Excerpt from a dataset
════════
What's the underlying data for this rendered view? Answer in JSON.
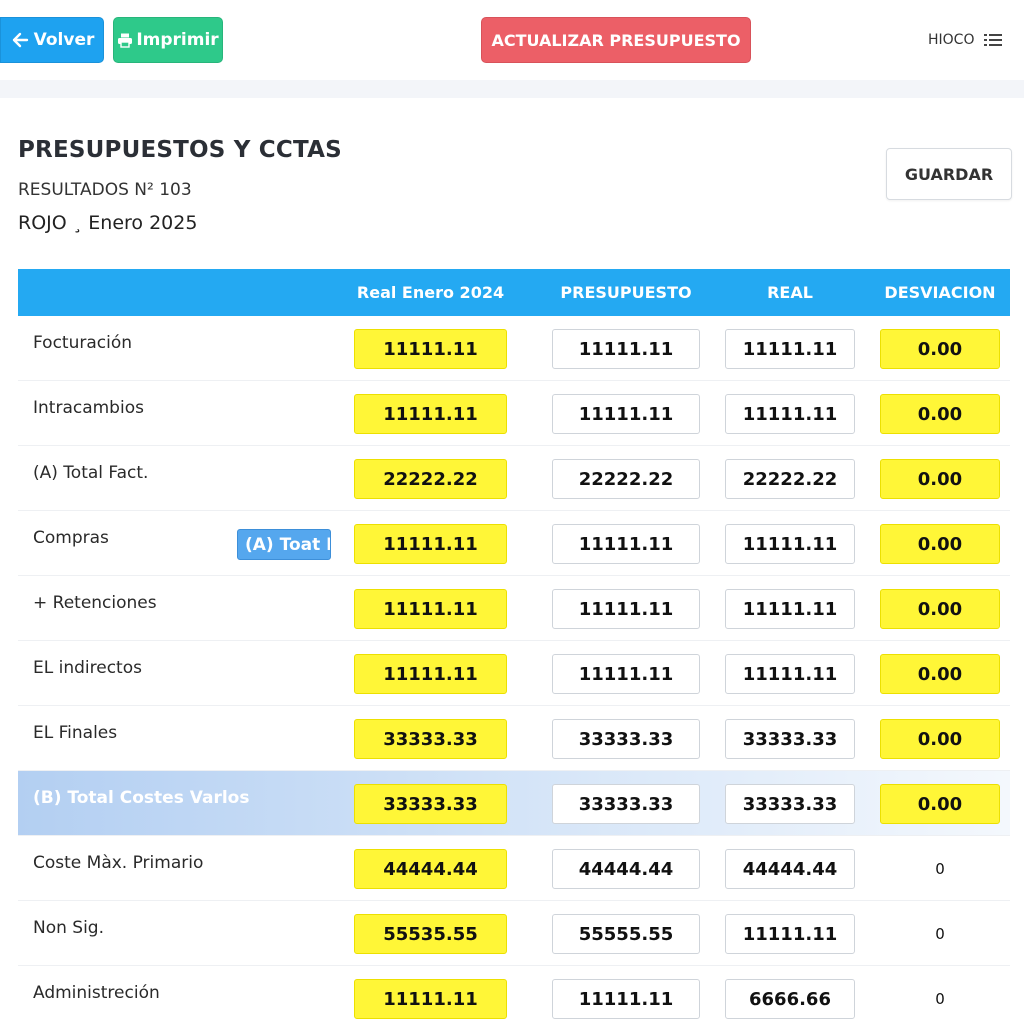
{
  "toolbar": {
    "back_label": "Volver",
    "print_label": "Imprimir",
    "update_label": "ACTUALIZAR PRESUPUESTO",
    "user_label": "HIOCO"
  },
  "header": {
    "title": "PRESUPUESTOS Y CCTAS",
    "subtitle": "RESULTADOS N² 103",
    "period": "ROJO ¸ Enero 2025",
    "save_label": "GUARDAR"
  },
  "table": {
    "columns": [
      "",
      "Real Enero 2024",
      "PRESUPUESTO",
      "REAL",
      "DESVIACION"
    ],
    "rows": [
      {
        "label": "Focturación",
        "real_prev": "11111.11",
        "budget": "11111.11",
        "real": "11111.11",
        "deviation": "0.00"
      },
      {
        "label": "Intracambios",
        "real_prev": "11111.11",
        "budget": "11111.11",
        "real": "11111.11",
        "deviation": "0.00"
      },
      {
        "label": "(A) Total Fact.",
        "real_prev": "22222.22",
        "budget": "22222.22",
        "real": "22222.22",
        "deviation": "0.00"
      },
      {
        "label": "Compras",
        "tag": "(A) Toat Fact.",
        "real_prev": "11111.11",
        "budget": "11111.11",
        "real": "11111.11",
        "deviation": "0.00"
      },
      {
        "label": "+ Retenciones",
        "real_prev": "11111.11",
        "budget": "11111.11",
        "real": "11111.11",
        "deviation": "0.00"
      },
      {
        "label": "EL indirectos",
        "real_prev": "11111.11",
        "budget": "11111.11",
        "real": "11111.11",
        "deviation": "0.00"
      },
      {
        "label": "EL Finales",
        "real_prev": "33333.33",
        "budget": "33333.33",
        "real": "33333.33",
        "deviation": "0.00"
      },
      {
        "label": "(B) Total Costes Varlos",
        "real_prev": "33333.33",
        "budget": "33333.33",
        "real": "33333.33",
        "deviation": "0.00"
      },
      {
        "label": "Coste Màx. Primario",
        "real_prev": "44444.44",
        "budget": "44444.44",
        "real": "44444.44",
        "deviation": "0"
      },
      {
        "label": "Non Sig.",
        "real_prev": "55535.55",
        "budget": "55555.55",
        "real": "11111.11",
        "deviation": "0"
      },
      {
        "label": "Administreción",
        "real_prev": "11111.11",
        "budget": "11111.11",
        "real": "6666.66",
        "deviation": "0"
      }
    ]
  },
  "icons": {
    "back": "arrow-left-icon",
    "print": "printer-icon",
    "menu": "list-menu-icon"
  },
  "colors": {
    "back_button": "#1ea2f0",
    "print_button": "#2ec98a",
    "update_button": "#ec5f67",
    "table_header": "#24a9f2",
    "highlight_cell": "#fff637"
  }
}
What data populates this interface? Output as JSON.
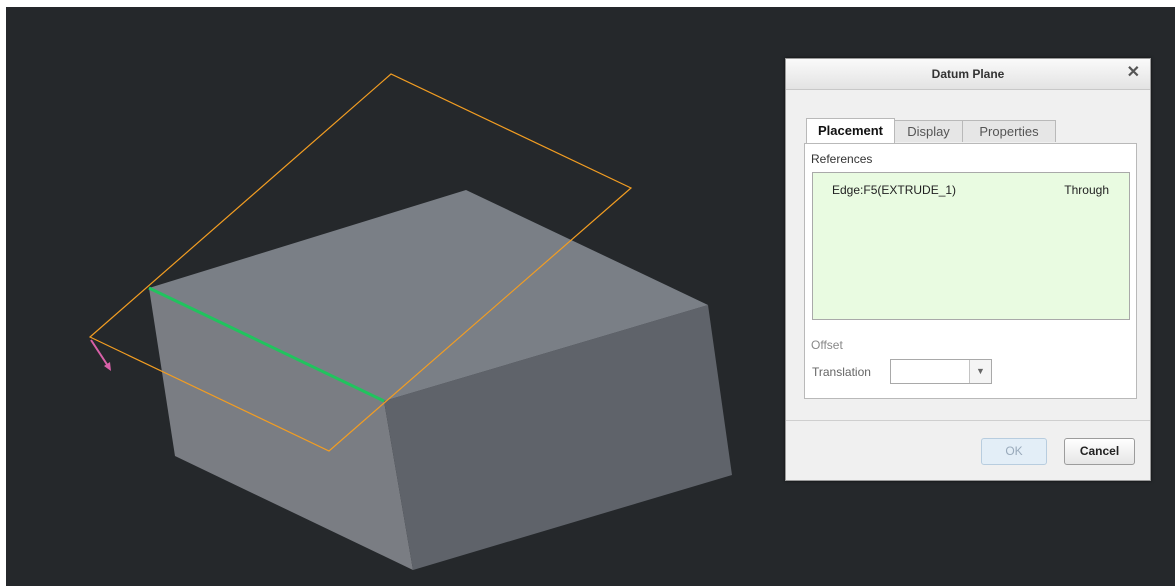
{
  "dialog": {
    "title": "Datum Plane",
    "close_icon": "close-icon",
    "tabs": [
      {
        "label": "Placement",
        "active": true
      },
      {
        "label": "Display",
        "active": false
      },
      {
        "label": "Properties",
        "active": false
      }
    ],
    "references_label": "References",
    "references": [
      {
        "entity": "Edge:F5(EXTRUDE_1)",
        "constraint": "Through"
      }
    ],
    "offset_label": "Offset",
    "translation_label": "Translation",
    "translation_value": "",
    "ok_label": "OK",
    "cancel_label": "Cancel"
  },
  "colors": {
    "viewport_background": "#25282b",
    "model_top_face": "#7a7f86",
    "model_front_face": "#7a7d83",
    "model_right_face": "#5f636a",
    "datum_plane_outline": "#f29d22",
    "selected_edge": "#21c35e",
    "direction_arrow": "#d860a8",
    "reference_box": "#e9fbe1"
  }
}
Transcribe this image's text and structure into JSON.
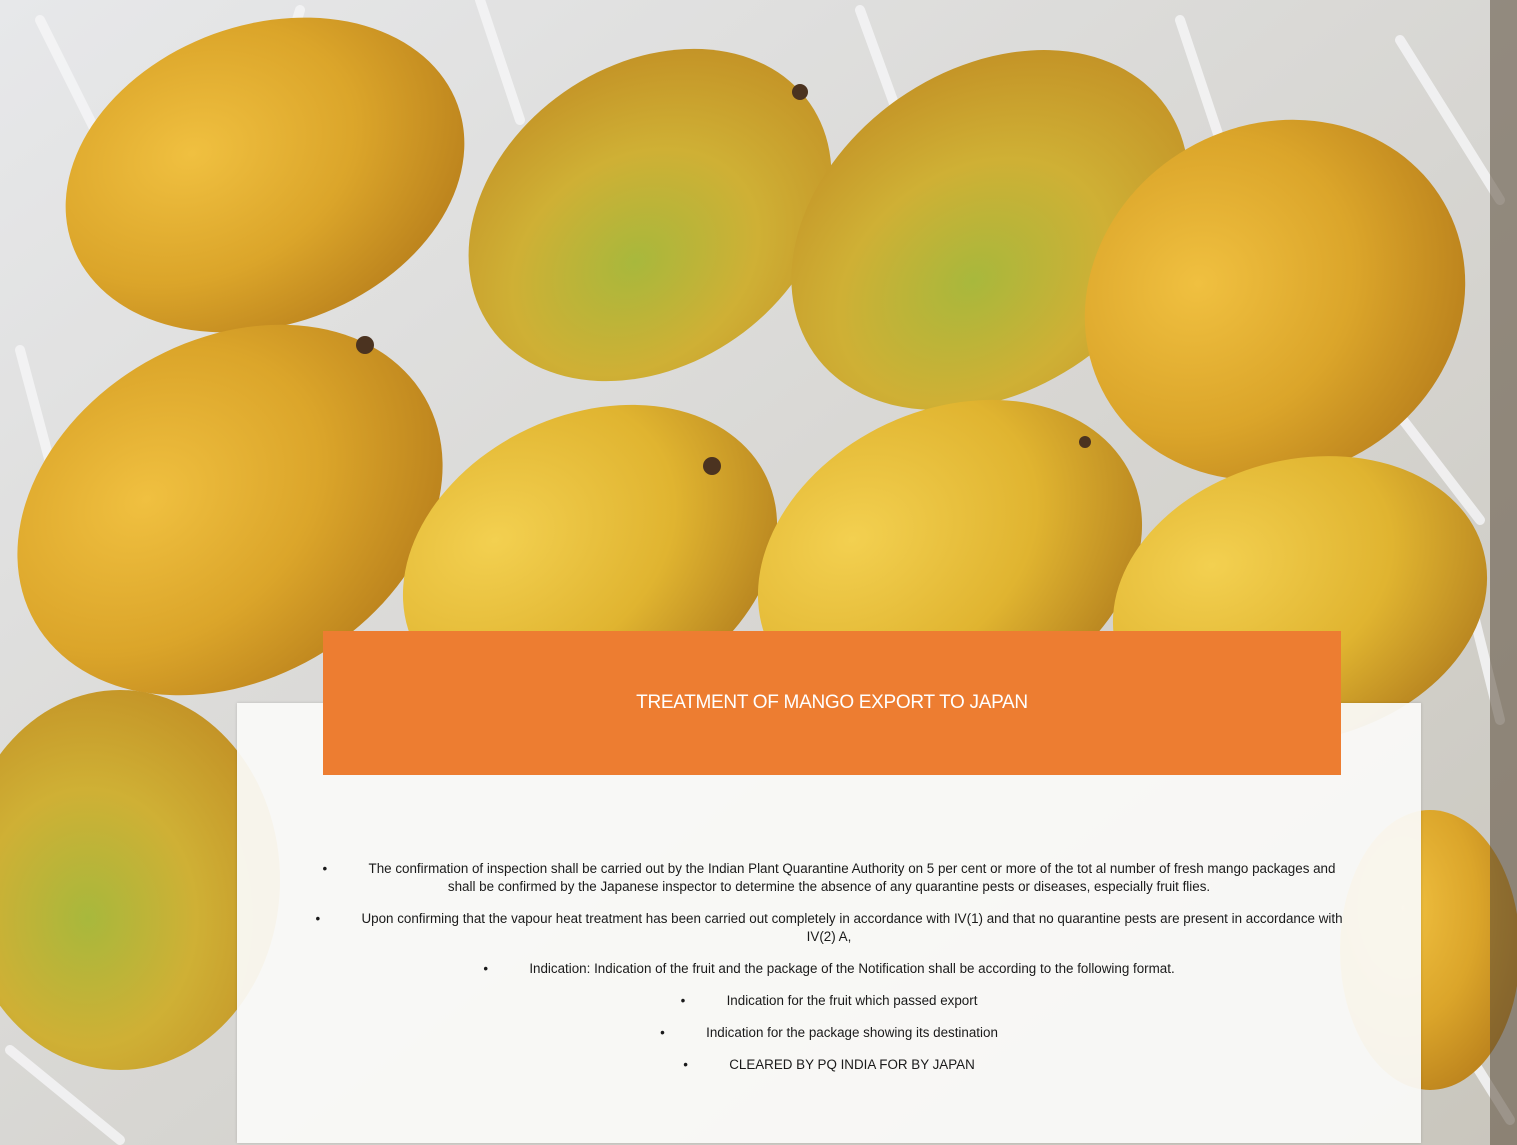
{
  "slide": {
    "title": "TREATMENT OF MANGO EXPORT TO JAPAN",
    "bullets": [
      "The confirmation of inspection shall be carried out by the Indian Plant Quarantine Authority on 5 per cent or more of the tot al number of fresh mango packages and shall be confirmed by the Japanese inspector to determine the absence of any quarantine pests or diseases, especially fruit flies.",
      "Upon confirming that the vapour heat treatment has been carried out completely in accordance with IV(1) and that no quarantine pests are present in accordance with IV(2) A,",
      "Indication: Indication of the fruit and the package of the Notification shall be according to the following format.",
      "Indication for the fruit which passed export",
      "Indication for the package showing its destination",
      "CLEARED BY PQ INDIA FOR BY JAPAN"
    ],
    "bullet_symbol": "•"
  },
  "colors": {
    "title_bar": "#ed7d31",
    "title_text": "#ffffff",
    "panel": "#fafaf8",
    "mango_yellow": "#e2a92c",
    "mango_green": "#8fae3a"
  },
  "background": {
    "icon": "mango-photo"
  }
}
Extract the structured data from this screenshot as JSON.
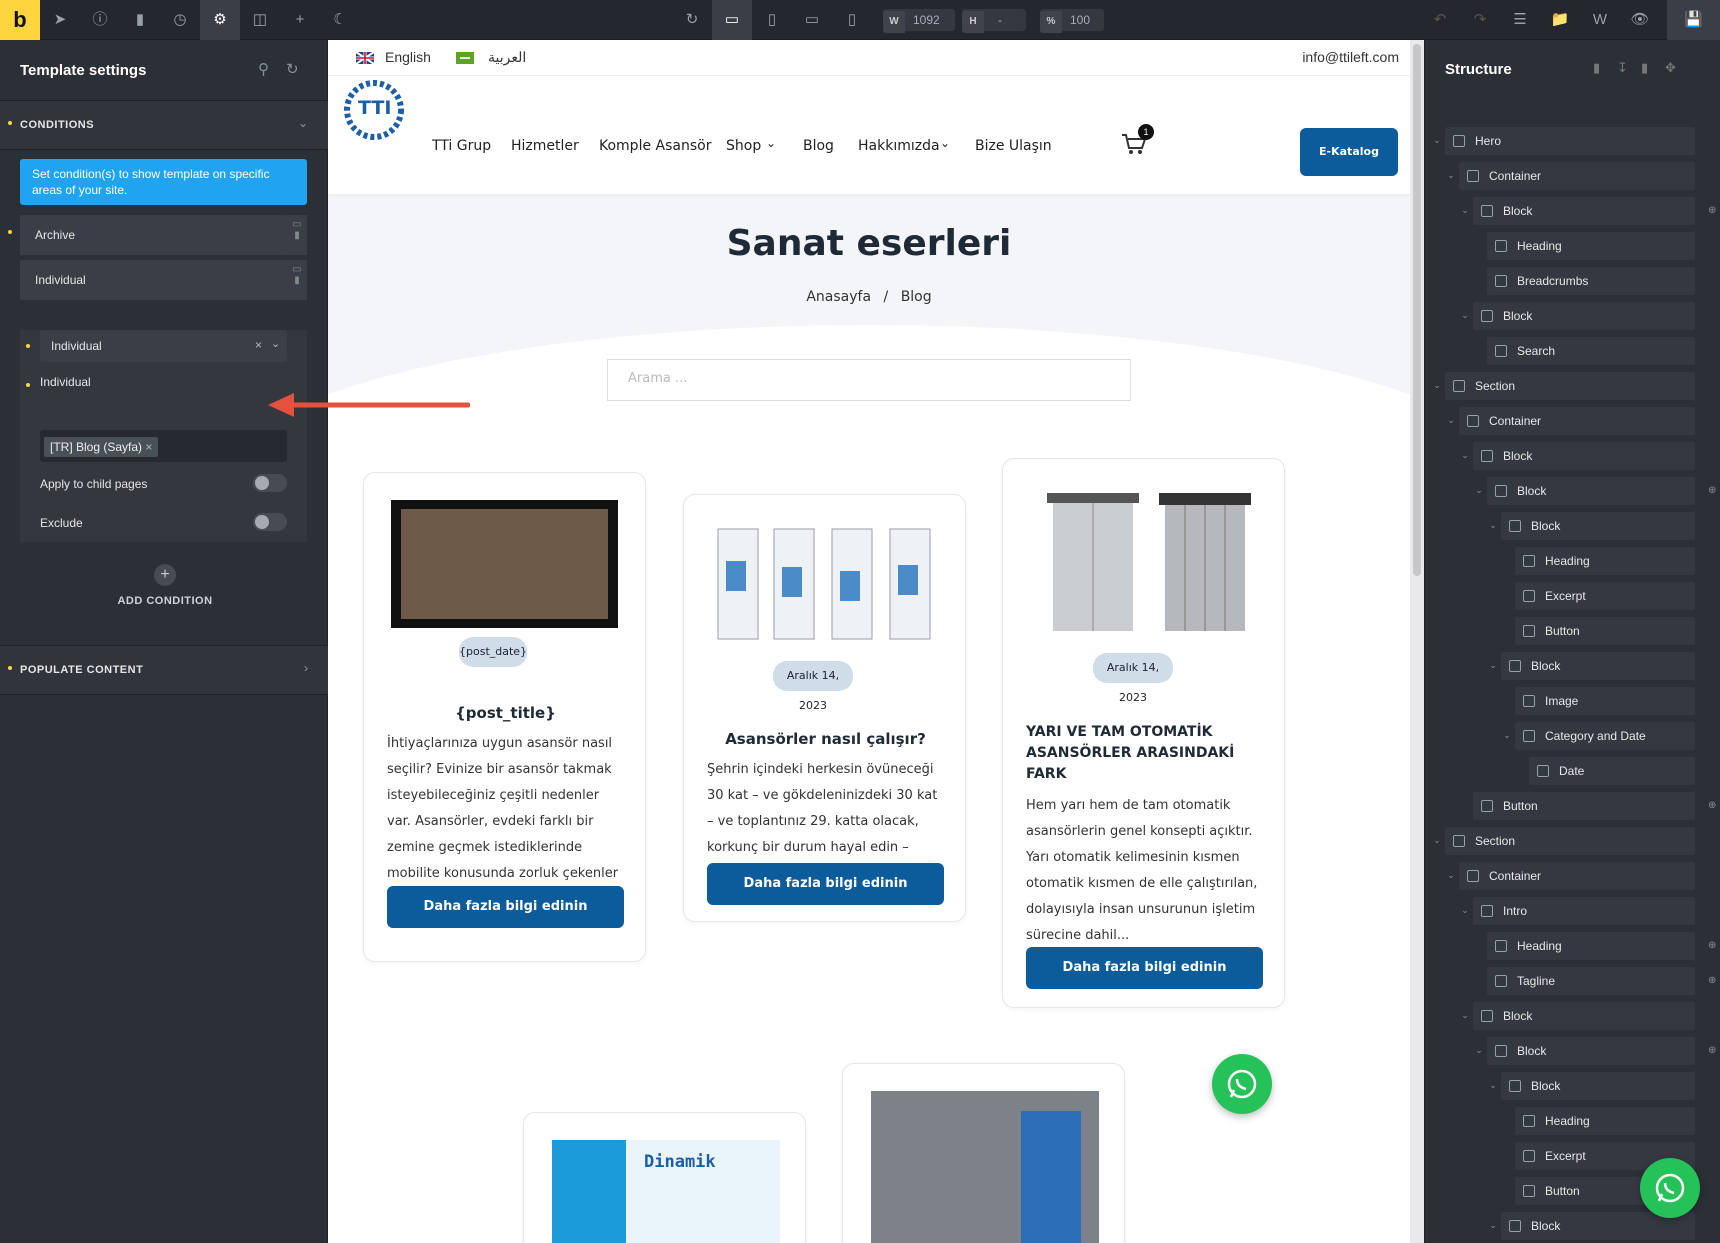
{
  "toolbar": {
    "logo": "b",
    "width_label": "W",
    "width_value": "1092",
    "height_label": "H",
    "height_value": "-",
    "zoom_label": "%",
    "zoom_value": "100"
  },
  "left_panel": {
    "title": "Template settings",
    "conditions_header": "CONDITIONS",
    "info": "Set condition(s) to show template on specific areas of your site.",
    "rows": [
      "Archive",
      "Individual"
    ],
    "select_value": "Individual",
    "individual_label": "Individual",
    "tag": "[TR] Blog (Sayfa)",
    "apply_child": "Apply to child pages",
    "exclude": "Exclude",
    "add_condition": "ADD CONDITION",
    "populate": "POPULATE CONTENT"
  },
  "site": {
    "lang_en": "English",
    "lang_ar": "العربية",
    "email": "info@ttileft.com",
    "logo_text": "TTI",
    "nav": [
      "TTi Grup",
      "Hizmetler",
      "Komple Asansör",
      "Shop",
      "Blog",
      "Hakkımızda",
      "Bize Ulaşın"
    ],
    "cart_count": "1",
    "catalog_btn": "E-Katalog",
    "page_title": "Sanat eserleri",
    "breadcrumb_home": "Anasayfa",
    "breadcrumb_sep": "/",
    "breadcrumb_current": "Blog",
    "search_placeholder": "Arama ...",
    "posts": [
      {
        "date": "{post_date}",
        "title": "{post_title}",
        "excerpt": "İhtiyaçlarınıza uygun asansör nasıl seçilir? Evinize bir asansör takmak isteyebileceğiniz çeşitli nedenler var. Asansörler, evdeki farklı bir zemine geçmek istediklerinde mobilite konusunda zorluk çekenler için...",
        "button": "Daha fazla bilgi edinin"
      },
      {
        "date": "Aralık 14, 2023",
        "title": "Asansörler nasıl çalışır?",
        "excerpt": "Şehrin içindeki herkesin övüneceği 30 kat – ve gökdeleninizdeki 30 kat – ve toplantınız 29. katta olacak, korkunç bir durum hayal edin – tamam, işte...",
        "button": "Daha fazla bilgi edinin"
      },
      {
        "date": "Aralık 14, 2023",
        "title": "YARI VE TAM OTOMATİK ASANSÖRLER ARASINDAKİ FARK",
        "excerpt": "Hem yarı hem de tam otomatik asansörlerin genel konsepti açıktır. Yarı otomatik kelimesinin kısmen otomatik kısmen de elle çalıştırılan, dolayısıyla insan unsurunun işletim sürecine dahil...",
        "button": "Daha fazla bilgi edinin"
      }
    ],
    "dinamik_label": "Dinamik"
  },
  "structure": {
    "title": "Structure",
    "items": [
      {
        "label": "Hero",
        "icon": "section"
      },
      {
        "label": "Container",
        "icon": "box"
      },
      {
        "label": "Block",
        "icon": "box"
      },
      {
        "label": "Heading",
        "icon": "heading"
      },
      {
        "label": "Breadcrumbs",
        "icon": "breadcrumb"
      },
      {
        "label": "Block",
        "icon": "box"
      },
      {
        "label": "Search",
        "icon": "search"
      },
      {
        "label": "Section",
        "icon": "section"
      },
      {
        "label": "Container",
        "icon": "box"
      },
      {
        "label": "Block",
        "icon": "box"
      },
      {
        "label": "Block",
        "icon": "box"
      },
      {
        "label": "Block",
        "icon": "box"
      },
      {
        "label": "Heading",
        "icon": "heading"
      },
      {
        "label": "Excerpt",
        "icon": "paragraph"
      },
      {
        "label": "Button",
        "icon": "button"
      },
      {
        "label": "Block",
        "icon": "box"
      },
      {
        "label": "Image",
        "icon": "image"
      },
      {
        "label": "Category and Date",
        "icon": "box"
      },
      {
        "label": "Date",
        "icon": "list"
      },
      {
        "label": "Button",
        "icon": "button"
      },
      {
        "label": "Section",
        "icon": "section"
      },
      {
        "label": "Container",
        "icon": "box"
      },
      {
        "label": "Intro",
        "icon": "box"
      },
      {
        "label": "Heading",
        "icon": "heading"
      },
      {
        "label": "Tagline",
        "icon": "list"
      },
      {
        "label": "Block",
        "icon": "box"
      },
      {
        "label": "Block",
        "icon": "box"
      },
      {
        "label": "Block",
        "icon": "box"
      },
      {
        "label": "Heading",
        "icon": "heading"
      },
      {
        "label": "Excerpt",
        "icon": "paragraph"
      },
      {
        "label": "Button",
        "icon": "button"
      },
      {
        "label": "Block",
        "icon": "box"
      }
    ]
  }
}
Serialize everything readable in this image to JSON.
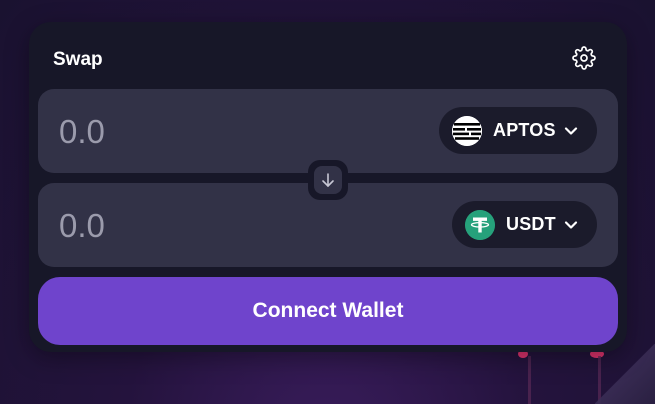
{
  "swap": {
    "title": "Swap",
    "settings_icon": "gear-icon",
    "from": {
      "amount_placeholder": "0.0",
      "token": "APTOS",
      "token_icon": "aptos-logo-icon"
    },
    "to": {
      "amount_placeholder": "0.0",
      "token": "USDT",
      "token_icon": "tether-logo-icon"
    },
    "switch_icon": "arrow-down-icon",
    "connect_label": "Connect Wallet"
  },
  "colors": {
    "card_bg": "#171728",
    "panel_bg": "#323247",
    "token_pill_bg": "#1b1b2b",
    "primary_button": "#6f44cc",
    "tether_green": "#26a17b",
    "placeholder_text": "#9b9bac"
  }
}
════════
_Exercise requirements_
Gather all lines from the records above in which "this" appears.

_Solution below_
What's the underlying data for this rendered view? Answer in JSON.
What data populates this interface? Output as JSON.
Transcribe this image's text and structure into JSON.
Extract the structured data from this screenshot as JSON.
Serialize everything readable in this image to JSON.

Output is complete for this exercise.